Excerpt to read.
** Start **

# 929 - Passport Details



## Joushi (Mar 5, 2012)

Hey all 

I was granted with partner visa (temp) 820 on 19th May 2014 with my old passport (which has my maiden name on it). I've now got a new passport with my married name. I am filling in 929 to change the details of my passport and my name. At the moment, my current visa is under my maiden name, so for part A question 2, applicant's name, shall I fill in my married name or?

Plus, for question 5, 'does the applicant have an application in progress?' 
I ticked _no_ and wrote _partner temporary 820_ under 'visa currently held' Did I do this right or should i have ticked _yes_ and write the type and class of the visa under 'details of visa applied for'

Lastly, shall I post the form to temporary partner processing centre where i lodged my visa?

Thanks in advance


----------



## CollegeGirl (Nov 10, 2012)

You do have an application in progress - the 801.  I'm not sure about which name to use or where to post it (or email it?) though. Interested to hear the answer, though, as I have an appointment Friday to get the name on my US passport changed myself!


----------



## Jeremy Hooper (Jul 10, 2014)

CollegeGirl said:


> You do have an application in progress - the 801.  I'm not sure about which name to use or where to post it (or email it?) though. Interested to hear the answer, though, as I have an appointment Friday to get the name on my US passport changed myself!


If you have changed your name, then you would normally complete a Form 1022 regarding your change in circumstances. Submit your marriage certificate and new passport as well. DIBP will update their records accordingly.

Regards


----------



## CollegeGirl (Nov 10, 2012)

Is there a specific email address that should go to?


----------



## CollegeGirl (Nov 10, 2012)

DIBP already has my marriage certificate (it was in my 820 application), but I'll submit it again anyway.


----------



## Joushi (Mar 5, 2012)

CollegeGirl said:


> DIBP already has my marriage certificate (it was in my 820 application), but I'll submit it again anyway.


I rang the DIBP this morning, they said i did right by ticking no because i do have a visa right now and my visa will be processing again after they send me more information to lodge and process for 801.

** End **

Layout element annotations:
** Start **

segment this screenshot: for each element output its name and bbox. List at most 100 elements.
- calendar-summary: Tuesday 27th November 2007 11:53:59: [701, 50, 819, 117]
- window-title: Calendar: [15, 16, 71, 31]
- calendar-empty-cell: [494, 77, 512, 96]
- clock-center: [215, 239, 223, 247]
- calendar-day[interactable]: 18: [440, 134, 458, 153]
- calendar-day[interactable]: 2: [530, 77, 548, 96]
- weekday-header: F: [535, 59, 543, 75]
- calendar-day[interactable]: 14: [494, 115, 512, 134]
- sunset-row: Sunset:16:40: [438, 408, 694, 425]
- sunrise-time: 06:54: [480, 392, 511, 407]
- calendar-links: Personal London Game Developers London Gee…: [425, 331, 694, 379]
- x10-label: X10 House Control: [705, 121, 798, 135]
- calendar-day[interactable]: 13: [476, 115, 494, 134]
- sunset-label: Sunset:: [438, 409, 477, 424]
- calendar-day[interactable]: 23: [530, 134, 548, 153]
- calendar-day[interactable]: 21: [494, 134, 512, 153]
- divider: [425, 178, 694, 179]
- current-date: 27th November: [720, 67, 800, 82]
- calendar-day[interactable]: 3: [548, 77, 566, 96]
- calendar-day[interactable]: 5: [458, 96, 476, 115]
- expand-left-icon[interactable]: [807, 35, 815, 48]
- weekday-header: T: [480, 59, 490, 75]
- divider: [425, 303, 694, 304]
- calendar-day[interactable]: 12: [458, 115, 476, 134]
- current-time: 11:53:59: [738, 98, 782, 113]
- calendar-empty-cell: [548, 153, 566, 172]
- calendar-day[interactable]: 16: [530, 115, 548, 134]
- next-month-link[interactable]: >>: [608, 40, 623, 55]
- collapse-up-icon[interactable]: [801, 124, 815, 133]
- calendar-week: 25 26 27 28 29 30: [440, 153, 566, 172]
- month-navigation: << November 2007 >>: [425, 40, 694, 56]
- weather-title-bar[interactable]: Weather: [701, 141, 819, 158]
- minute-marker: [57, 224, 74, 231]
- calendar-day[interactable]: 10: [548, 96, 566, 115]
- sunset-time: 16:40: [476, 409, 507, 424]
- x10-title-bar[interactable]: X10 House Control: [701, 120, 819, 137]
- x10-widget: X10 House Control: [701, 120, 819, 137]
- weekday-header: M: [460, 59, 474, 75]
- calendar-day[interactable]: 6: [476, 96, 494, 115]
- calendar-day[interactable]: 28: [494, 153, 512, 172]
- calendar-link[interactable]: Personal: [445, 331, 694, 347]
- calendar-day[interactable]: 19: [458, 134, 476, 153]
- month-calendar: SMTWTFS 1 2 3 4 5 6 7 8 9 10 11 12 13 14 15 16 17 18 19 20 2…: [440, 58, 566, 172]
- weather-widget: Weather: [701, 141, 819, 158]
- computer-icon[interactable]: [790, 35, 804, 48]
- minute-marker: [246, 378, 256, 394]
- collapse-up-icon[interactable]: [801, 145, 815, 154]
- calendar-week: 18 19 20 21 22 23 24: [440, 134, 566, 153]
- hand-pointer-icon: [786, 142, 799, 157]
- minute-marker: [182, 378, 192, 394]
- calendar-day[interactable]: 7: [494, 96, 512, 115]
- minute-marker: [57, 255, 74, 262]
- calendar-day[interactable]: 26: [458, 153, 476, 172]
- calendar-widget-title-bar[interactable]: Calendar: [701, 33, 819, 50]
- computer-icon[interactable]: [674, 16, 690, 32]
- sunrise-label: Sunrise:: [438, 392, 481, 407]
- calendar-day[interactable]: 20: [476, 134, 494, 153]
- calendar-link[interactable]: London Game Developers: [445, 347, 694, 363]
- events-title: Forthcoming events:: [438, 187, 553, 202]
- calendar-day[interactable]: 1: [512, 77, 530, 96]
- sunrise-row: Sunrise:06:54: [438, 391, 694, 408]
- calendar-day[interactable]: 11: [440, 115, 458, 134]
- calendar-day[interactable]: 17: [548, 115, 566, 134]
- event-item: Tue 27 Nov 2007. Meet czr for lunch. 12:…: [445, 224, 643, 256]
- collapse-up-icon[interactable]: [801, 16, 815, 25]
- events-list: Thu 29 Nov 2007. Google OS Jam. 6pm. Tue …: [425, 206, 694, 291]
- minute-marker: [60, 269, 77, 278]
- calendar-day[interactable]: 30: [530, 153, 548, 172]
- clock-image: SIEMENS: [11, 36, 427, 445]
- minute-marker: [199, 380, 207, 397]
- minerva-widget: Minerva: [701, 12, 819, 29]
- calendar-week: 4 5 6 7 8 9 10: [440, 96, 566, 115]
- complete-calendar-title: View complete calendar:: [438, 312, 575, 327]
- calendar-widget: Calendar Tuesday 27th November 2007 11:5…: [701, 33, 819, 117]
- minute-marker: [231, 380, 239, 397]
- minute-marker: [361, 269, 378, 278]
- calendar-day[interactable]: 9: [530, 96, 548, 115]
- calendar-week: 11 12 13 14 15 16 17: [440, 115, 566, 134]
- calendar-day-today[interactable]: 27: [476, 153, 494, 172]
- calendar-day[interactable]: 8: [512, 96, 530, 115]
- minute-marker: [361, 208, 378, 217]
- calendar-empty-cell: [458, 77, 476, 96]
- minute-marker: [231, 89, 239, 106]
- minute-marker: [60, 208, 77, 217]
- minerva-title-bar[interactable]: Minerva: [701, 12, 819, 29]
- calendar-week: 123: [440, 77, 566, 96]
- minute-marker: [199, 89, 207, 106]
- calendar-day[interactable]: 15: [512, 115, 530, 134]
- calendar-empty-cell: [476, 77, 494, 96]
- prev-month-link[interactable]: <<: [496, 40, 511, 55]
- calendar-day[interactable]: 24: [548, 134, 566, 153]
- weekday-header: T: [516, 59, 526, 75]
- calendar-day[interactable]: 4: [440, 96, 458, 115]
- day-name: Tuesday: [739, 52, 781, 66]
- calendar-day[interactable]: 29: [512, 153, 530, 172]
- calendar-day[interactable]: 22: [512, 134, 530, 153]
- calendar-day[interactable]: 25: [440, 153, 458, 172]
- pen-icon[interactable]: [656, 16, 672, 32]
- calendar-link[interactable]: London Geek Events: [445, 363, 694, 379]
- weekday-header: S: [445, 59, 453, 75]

** End **
** Start **

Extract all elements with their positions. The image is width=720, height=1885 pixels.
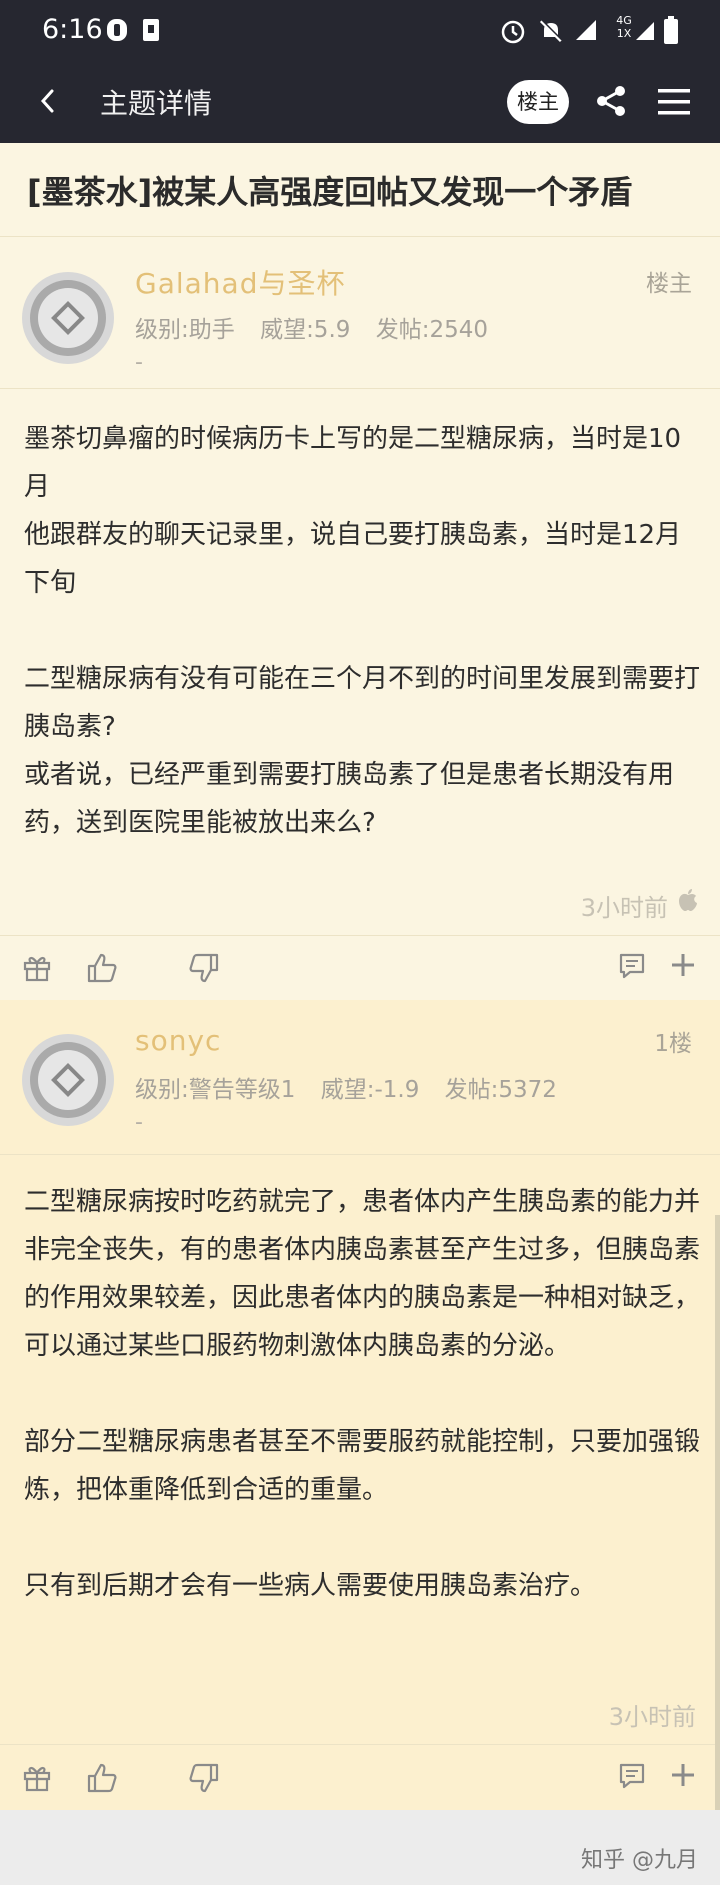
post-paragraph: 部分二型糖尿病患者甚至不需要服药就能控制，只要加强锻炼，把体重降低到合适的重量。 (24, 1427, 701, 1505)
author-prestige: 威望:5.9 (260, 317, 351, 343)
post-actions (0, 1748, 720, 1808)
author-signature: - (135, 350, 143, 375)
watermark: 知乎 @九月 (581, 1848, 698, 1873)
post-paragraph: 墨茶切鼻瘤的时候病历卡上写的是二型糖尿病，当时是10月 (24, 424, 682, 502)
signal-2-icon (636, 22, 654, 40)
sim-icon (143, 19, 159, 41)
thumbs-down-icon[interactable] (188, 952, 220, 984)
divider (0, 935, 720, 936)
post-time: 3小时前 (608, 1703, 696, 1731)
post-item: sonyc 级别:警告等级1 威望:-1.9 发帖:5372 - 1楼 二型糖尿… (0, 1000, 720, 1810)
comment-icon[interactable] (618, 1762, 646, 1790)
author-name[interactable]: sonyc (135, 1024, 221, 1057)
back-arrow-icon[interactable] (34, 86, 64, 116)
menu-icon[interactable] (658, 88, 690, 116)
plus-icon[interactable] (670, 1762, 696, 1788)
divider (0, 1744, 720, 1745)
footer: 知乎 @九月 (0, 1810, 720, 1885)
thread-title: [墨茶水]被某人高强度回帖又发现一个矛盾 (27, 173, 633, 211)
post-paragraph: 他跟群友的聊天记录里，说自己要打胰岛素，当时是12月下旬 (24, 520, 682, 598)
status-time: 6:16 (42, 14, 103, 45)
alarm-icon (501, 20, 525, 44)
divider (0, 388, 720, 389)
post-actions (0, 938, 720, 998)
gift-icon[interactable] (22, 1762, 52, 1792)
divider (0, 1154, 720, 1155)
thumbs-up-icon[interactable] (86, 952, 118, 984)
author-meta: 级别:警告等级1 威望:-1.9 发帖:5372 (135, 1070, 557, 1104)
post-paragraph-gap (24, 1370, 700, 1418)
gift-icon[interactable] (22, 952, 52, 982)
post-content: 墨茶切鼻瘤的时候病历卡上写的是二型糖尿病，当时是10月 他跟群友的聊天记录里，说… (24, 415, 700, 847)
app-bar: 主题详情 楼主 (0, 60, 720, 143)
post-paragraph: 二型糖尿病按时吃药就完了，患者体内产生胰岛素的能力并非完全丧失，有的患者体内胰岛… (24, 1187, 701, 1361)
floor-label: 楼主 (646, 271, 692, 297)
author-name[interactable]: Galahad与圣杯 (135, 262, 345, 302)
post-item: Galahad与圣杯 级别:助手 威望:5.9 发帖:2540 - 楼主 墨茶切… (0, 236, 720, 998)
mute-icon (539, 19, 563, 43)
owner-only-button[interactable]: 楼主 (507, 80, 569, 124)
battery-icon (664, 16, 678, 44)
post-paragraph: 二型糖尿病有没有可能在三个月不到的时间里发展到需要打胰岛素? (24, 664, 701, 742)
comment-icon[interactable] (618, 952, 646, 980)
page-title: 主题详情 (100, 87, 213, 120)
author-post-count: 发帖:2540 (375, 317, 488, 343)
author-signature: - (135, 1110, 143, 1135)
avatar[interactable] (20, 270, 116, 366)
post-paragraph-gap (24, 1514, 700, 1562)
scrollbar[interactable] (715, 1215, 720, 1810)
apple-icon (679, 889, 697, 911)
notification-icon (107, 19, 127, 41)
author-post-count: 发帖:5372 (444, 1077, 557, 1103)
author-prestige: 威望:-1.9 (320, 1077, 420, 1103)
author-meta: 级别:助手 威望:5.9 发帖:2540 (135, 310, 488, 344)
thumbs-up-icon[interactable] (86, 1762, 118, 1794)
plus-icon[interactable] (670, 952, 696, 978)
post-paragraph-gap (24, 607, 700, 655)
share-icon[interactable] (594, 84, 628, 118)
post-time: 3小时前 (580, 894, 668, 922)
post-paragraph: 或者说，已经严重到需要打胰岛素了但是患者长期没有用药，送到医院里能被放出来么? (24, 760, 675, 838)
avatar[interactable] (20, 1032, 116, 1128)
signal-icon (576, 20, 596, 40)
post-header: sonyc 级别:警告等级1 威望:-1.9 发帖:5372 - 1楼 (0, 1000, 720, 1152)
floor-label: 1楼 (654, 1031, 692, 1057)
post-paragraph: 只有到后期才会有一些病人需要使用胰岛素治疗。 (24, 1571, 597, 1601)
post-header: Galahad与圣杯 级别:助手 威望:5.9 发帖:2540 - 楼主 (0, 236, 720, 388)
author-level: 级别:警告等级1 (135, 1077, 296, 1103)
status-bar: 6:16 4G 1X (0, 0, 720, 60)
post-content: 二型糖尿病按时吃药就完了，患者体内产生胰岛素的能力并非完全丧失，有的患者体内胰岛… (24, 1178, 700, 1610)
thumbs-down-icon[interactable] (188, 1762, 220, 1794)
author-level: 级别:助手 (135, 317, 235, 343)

** End **
** Start **

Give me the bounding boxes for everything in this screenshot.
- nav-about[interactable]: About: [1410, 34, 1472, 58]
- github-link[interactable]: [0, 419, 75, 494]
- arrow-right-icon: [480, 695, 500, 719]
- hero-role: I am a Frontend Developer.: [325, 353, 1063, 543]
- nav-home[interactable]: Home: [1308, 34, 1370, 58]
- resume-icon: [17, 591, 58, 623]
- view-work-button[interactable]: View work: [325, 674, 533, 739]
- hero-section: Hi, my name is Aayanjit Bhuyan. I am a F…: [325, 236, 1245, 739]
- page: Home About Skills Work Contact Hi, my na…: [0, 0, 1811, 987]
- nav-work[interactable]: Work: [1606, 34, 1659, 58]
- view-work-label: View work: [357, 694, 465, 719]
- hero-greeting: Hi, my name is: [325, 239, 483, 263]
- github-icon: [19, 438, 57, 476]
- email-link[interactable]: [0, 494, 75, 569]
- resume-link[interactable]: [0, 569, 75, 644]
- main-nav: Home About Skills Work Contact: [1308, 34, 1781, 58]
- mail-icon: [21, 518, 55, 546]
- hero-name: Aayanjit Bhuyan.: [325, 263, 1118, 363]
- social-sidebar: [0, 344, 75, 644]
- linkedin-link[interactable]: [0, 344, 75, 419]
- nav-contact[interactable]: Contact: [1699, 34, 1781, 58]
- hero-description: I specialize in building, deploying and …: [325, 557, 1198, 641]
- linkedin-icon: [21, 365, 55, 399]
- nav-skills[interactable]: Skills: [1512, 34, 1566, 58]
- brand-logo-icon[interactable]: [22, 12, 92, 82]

** End **

Given problem.
Please copy out the part of the forum thread on Form 929 starting with "If you have" and going on through "their records accordingly.".

Answer to the task.
If you have changed your name, then you would normally complete a Form 1022 regarding your change in circumstances. Submit your marriage certificate and new passport as well. DIBP will update their records accordingly.